-- Begin --

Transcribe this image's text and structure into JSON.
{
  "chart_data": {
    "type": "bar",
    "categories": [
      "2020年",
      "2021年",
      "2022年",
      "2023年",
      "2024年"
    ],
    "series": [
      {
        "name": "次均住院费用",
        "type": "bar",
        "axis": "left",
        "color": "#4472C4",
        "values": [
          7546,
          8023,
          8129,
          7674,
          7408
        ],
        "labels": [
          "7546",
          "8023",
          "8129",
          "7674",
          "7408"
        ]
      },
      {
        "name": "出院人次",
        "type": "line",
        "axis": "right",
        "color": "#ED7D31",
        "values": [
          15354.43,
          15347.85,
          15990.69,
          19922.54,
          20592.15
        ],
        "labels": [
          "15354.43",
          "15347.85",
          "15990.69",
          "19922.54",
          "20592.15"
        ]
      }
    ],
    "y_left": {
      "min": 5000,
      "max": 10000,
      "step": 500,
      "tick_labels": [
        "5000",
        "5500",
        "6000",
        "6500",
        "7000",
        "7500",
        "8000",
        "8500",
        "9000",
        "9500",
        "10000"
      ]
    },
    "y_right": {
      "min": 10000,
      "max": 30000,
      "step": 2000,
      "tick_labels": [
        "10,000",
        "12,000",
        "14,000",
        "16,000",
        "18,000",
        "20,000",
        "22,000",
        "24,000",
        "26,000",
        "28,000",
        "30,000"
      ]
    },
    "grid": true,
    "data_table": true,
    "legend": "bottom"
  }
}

-- End --

Output the listing above without altering a single character.

▶ **RESULT**:
Transcribe this image's text and structure into JSON.
{
  "chart_data": {
    "type": "bar",
    "categories": [
      "2020年",
      "2021年",
      "2022年",
      "2023年",
      "2024年"
    ],
    "series": [
      {
        "name": "次均住院费用",
        "type": "bar",
        "axis": "left",
        "color": "#4472C4",
        "values": [
          7546,
          8023,
          8129,
          7674,
          7408
        ],
        "labels": [
          "7546",
          "8023",
          "8129",
          "7674",
          "7408"
        ]
      },
      {
        "name": "出院人次",
        "type": "line",
        "axis": "right",
        "color": "#ED7D31",
        "values": [
          15354.43,
          15347.85,
          15990.69,
          19922.54,
          20592.15
        ],
        "labels": [
          "15354.43",
          "15347.85",
          "15990.69",
          "19922.54",
          "20592.15"
        ]
      }
    ],
    "y_left": {
      "min": 5000,
      "max": 10000,
      "step": 500,
      "tick_labels": [
        "5000",
        "5500",
        "6000",
        "6500",
        "7000",
        "7500",
        "8000",
        "8500",
        "9000",
        "9500",
        "10000"
      ]
    },
    "y_right": {
      "min": 10000,
      "max": 30000,
      "step": 2000,
      "tick_labels": [
        "10,000",
        "12,000",
        "14,000",
        "16,000",
        "18,000",
        "20,000",
        "22,000",
        "24,000",
        "26,000",
        "28,000",
        "30,000"
      ]
    },
    "grid": true,
    "data_table": true,
    "legend": "bottom"
  }
}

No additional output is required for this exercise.